* DATA PROVIDED:
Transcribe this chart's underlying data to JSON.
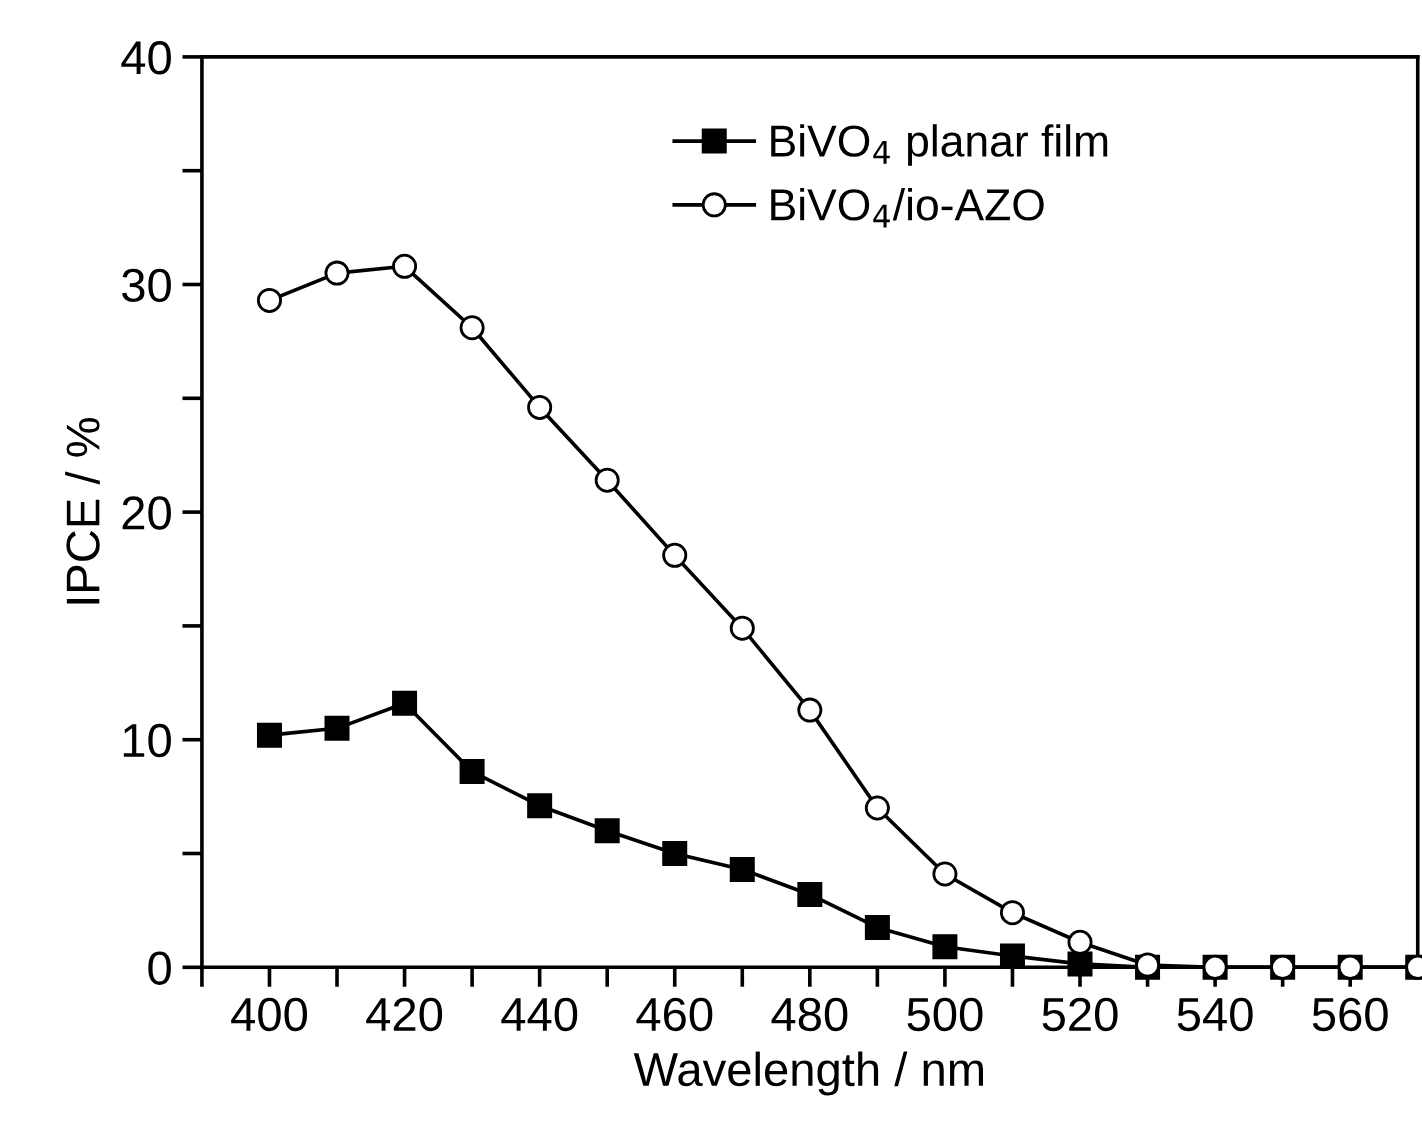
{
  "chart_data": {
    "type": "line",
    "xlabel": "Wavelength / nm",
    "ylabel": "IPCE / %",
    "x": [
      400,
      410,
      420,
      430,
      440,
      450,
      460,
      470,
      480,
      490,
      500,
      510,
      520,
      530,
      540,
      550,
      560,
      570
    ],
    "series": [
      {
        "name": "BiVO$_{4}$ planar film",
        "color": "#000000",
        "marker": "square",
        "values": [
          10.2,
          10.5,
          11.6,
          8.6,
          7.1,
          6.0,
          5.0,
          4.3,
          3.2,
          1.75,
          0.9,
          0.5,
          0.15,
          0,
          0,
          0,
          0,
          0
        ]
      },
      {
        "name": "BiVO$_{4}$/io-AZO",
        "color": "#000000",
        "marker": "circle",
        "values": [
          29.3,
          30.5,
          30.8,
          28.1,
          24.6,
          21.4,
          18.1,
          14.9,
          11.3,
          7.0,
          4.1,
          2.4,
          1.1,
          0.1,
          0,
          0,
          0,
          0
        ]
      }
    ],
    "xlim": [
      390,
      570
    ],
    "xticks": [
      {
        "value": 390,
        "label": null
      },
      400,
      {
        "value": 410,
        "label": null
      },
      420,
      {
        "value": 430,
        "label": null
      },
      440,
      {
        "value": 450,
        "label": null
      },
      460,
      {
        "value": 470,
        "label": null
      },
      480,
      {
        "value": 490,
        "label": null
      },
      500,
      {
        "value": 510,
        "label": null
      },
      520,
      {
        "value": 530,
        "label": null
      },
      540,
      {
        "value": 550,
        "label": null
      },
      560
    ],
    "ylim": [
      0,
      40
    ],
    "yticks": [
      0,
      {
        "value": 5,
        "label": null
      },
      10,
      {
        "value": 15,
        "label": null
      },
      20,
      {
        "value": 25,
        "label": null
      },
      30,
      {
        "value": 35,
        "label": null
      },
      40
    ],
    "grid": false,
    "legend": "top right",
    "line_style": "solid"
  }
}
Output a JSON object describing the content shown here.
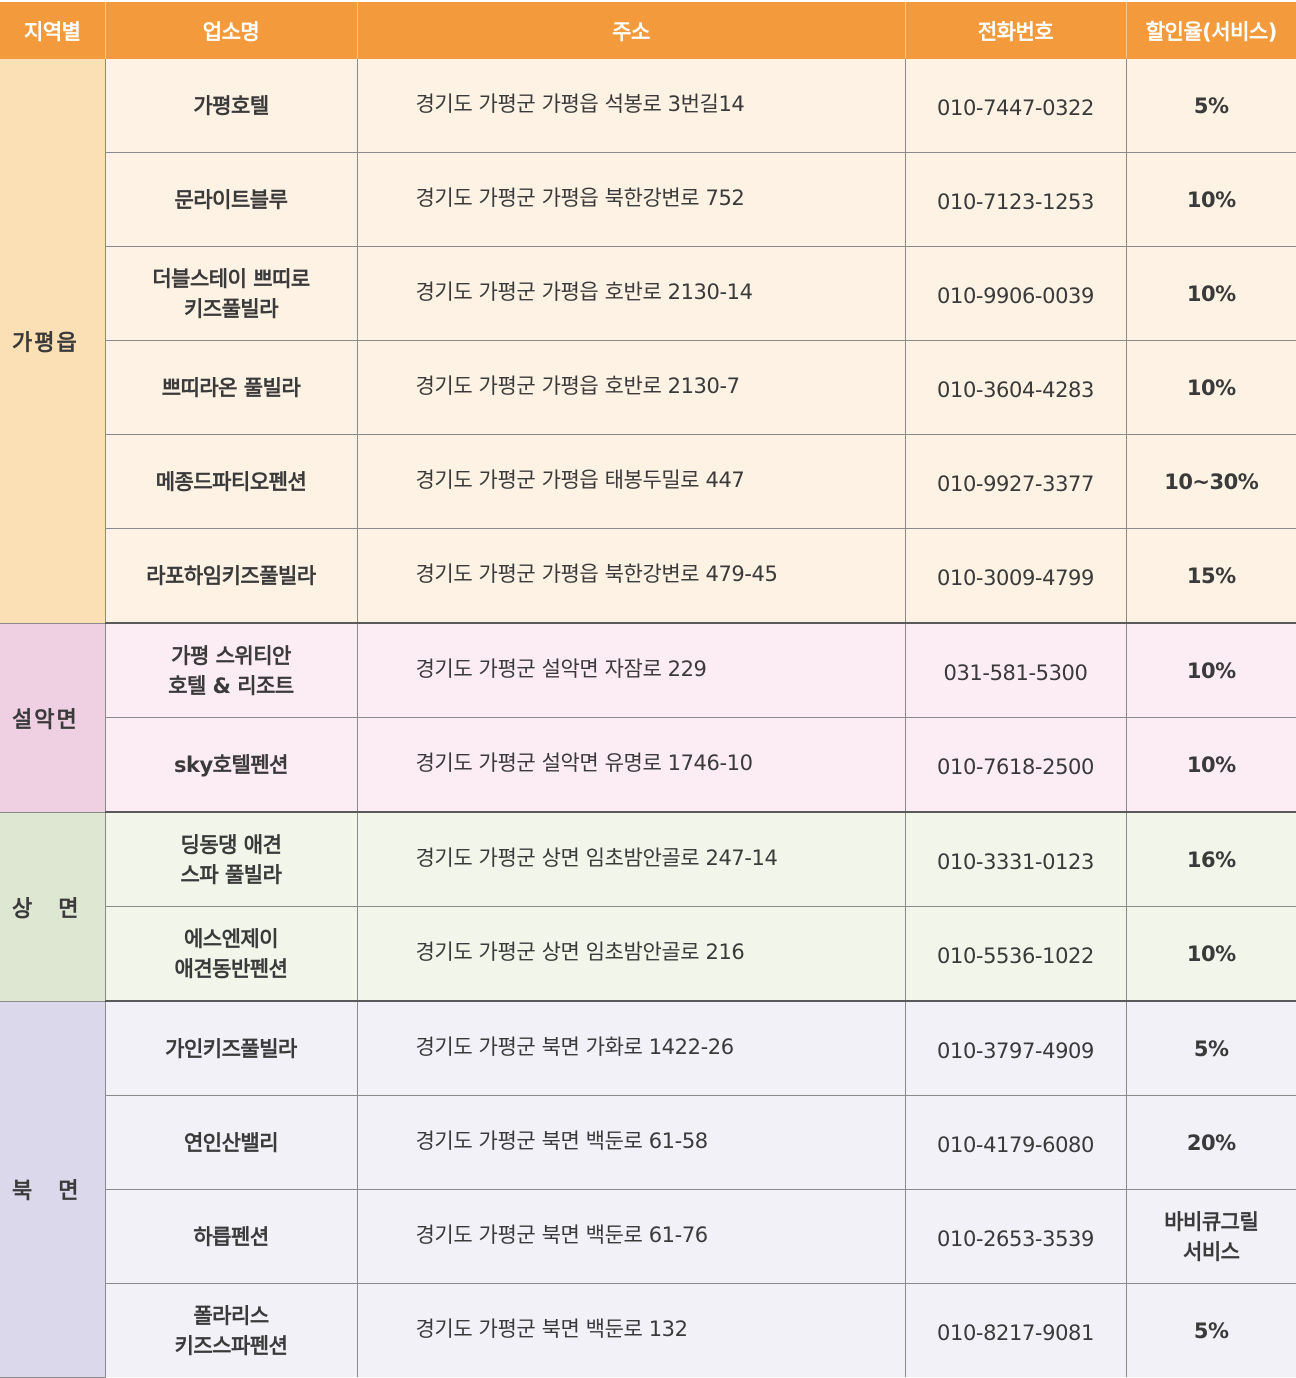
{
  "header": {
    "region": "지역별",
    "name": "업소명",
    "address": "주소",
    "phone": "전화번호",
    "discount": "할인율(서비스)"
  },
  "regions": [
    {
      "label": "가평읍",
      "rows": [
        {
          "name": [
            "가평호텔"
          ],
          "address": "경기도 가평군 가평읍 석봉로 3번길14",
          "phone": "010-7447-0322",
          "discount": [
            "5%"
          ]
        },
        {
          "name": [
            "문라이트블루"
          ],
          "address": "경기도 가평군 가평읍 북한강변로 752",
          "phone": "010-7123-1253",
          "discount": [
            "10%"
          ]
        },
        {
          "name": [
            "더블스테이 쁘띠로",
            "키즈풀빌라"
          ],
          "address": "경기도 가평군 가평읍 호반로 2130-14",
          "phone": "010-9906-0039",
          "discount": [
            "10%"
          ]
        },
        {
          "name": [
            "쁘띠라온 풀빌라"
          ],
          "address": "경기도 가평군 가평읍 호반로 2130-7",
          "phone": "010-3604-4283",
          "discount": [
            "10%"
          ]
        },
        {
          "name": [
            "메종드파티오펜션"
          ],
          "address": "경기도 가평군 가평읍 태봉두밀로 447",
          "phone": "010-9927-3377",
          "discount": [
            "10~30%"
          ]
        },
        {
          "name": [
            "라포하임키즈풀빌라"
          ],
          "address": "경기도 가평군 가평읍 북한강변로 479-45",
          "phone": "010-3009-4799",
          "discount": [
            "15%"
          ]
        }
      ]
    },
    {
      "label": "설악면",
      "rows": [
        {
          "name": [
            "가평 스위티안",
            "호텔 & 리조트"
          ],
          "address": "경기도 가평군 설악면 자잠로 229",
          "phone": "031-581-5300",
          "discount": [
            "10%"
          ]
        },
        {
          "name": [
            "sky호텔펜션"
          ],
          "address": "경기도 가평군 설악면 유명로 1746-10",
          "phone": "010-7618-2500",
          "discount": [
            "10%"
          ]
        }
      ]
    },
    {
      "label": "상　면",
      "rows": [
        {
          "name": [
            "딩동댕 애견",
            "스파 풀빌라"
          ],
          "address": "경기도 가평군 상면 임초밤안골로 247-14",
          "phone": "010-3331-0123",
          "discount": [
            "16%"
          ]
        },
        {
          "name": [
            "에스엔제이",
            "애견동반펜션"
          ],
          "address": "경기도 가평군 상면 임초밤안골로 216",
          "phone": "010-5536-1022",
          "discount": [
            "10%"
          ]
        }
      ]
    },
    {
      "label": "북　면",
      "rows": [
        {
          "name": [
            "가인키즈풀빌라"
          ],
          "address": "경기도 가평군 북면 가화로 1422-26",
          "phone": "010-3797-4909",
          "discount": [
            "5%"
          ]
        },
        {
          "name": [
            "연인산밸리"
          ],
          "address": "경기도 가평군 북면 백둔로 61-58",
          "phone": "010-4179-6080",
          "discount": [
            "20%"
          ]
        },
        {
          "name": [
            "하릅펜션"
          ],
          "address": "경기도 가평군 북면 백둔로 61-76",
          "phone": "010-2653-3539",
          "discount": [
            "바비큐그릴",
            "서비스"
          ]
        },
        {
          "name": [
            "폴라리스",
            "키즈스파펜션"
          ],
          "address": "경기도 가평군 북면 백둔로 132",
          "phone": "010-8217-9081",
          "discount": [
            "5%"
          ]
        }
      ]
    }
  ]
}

* * *

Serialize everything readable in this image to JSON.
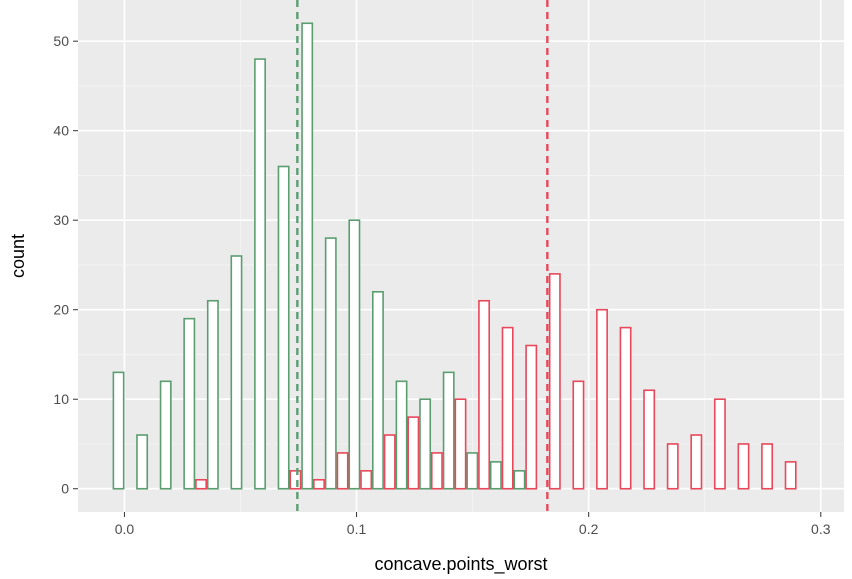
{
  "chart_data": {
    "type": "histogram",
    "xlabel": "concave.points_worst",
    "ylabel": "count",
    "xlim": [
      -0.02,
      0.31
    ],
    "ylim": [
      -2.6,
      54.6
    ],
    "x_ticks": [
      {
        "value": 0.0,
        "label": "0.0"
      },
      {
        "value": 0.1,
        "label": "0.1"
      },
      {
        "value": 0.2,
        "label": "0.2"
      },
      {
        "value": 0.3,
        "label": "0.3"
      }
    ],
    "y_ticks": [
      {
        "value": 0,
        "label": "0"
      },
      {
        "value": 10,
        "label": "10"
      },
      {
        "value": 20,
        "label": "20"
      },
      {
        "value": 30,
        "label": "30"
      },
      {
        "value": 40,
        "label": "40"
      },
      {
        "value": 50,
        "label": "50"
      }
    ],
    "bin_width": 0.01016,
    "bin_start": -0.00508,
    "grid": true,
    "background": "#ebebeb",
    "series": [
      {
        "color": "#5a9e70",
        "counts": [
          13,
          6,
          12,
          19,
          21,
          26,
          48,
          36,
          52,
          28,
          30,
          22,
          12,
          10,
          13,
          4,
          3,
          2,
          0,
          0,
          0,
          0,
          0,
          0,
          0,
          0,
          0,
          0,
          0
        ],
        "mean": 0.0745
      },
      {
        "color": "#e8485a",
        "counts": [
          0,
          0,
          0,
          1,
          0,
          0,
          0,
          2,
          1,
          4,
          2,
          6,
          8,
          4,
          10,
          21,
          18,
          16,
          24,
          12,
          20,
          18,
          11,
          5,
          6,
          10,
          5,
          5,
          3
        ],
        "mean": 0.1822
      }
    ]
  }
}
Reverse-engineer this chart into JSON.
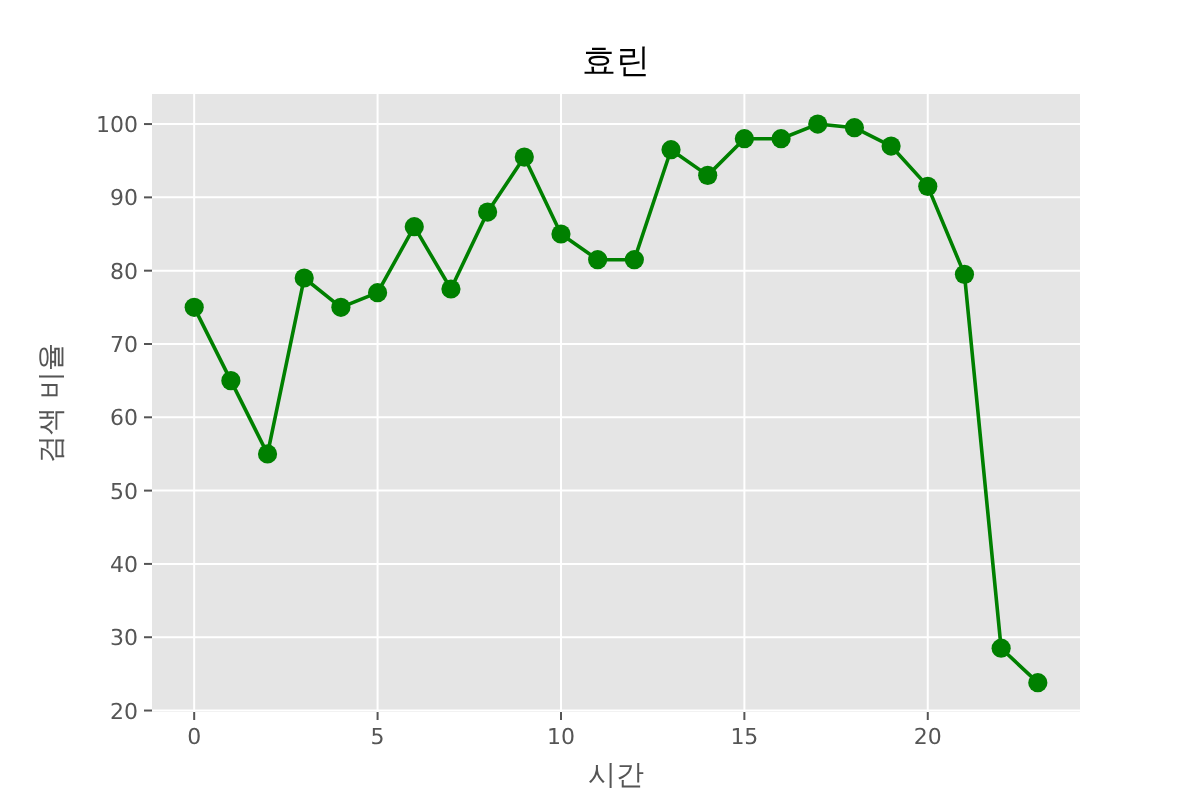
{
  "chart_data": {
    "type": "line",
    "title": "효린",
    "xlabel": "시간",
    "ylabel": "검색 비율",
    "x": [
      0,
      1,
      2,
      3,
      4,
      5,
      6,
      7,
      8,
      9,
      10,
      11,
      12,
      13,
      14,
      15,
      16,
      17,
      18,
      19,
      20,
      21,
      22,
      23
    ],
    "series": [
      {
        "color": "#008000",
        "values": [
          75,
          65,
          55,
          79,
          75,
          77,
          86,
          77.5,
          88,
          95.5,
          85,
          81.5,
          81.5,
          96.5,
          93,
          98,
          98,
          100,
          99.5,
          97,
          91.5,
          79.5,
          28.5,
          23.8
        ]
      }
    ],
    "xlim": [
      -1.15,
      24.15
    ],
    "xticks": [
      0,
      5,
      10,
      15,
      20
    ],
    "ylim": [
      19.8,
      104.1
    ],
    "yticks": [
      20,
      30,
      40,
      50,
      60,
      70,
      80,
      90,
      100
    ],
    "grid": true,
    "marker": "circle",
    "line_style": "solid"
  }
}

* TASK GOAL: Go through the material line by line. Show each line that contains the string "this".

* FULL ANSWER:
Transcribe this chart's underlying data to JSON.
Serialize everything readable in this image to JSON.
Reverse-engineer this chart into JSON.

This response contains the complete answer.